Exercise prompt: Extract each line bearing the word "YellowBlink".

Data listing:
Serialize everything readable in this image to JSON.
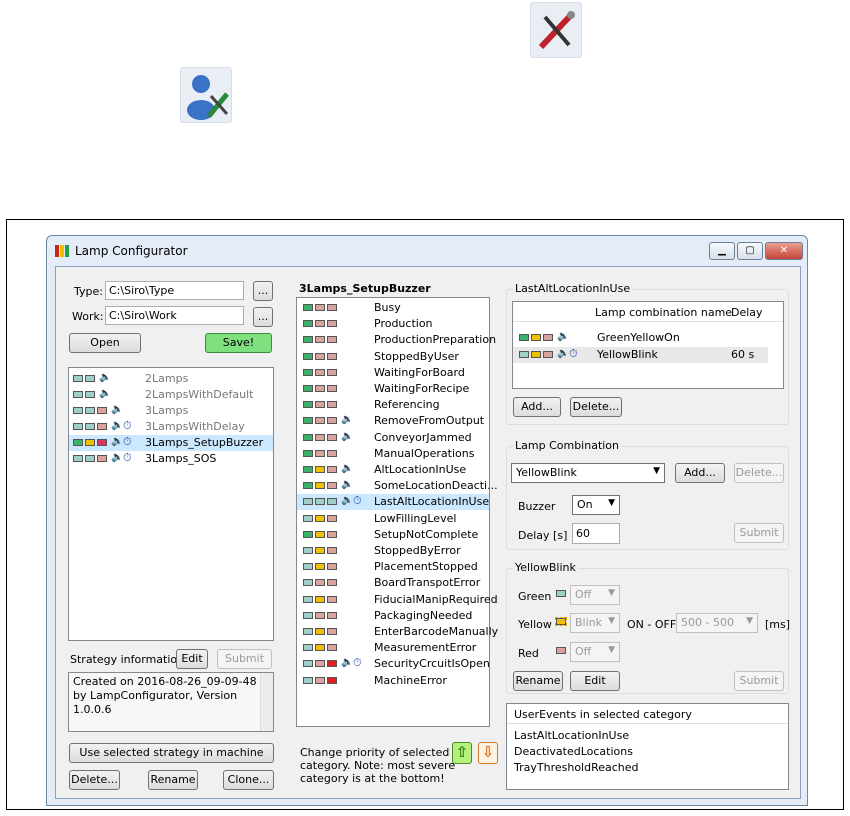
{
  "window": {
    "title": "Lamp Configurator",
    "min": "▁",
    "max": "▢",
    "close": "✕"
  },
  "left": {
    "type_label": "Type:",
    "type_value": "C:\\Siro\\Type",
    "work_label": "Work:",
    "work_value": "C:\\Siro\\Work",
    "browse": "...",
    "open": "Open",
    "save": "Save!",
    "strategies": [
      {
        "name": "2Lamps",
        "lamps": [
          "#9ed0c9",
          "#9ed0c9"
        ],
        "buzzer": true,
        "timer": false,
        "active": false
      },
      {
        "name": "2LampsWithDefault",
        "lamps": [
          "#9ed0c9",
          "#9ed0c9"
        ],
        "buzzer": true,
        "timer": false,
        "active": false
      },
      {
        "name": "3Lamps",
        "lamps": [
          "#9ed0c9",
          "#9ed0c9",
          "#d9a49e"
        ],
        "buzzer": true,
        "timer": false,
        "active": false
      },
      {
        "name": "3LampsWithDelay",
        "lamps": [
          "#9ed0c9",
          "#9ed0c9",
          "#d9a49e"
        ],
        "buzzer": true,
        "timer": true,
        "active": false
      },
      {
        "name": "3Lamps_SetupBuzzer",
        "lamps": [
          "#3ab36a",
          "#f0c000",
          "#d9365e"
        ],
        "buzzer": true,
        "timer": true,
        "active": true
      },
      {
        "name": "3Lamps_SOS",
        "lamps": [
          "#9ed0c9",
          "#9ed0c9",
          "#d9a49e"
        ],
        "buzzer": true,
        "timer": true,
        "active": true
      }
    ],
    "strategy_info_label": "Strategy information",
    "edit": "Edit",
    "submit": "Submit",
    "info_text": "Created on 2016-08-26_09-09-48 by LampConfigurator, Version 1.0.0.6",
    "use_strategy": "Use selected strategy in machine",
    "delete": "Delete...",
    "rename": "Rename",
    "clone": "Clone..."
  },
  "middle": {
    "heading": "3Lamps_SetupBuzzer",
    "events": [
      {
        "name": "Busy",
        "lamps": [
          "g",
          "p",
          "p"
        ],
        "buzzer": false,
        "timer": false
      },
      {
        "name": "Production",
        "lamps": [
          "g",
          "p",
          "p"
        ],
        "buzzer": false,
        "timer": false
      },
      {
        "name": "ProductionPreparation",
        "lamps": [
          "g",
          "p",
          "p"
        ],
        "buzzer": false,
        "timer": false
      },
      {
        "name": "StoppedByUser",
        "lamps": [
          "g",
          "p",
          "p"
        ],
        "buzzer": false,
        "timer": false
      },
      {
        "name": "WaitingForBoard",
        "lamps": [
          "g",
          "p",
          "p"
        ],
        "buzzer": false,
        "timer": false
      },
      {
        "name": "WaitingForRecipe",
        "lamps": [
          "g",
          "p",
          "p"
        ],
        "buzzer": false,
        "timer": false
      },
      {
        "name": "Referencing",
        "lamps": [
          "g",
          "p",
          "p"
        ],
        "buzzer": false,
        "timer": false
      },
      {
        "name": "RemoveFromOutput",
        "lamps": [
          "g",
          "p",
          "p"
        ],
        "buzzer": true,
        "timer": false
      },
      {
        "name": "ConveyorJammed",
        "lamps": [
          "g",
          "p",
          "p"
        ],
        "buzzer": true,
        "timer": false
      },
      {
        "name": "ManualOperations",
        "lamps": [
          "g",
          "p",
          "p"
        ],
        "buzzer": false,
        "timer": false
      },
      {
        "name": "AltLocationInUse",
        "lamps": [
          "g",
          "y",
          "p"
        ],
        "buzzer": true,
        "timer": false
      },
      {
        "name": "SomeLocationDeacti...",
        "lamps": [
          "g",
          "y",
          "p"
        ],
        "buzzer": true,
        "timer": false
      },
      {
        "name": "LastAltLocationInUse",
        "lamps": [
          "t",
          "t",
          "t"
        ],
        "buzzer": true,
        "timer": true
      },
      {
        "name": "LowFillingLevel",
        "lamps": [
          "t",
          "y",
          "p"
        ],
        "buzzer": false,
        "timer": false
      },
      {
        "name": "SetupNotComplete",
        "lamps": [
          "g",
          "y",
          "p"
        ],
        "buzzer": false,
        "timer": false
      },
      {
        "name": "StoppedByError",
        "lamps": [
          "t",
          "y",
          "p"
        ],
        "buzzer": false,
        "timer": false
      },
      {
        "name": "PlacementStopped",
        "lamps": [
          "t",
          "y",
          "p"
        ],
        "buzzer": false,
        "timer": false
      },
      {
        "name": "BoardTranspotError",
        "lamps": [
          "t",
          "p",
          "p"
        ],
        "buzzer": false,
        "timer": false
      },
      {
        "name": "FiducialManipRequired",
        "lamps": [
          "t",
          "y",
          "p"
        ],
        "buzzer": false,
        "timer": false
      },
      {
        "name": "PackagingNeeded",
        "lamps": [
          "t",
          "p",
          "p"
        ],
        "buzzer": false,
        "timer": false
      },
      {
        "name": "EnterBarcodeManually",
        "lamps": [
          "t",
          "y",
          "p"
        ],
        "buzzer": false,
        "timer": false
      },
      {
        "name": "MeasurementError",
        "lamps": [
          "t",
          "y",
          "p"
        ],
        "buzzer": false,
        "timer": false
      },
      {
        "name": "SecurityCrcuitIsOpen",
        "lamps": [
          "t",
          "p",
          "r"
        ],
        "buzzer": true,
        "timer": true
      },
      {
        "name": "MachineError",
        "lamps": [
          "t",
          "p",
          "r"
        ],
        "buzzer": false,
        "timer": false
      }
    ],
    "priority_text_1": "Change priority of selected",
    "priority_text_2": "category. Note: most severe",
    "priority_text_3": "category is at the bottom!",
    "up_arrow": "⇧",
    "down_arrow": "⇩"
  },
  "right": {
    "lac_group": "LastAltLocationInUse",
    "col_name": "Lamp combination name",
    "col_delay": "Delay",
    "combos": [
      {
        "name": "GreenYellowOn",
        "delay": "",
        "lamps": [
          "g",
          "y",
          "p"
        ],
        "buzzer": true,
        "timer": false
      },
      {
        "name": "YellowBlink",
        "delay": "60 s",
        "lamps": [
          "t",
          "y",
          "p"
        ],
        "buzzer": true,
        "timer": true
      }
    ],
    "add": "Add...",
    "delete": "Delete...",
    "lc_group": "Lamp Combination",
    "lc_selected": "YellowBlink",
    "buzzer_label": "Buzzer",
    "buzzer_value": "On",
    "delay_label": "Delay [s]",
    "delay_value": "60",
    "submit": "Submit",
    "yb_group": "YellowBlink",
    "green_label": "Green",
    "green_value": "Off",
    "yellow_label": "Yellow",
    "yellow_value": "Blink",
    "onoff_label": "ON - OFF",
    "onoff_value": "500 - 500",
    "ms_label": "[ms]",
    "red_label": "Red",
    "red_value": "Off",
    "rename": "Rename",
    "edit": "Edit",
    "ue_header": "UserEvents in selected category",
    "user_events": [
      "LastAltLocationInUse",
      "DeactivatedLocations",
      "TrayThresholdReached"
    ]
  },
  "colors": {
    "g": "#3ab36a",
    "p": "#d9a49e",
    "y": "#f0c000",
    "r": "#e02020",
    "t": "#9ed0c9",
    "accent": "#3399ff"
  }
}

* * *

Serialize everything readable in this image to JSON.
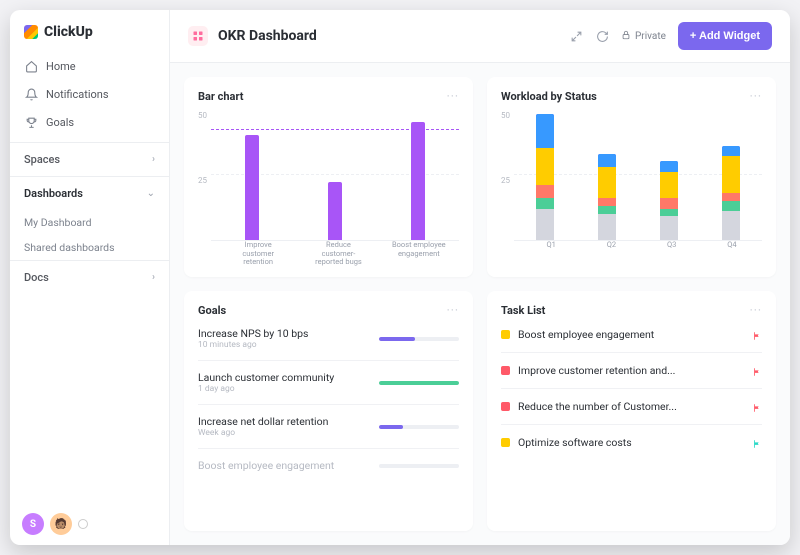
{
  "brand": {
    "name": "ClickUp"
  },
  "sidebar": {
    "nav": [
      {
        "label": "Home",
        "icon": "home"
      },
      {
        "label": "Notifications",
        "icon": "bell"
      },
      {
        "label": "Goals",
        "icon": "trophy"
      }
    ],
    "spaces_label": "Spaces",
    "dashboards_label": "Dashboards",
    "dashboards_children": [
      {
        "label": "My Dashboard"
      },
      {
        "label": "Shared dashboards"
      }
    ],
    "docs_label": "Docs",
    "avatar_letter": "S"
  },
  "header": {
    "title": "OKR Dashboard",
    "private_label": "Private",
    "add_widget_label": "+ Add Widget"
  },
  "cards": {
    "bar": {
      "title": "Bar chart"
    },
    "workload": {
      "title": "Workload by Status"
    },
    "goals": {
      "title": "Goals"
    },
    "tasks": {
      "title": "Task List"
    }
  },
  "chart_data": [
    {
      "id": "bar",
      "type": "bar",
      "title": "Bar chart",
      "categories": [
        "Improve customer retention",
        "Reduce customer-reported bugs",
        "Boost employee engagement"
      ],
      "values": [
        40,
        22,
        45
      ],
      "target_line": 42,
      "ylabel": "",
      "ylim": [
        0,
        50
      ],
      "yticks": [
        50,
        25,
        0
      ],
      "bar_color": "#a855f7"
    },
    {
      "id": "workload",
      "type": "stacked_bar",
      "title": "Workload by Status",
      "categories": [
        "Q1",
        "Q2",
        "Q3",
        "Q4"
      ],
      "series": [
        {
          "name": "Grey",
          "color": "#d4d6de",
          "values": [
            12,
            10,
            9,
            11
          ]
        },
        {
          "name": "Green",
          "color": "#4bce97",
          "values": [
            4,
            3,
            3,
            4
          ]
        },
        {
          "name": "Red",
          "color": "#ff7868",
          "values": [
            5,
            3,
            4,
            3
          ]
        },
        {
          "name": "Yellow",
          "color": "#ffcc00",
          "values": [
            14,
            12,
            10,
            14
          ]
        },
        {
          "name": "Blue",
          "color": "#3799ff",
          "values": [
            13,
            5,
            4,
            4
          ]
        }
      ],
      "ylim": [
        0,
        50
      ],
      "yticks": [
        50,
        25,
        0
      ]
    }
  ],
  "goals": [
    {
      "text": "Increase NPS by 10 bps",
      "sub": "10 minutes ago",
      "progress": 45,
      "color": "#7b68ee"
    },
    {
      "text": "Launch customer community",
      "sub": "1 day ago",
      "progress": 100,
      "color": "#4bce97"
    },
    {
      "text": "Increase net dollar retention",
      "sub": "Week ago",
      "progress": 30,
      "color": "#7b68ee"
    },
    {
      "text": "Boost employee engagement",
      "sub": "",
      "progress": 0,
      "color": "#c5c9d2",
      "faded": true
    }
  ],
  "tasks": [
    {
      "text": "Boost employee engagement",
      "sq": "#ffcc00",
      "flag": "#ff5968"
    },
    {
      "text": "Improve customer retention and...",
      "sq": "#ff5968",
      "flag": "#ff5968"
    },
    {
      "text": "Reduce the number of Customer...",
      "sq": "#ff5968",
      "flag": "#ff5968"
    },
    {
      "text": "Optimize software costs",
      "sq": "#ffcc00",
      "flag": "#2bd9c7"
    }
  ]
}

The reply:
        "name": "YellowBlink",
    "lc_selected": "YellowBlink",
    "yb_group": "YellowBlink",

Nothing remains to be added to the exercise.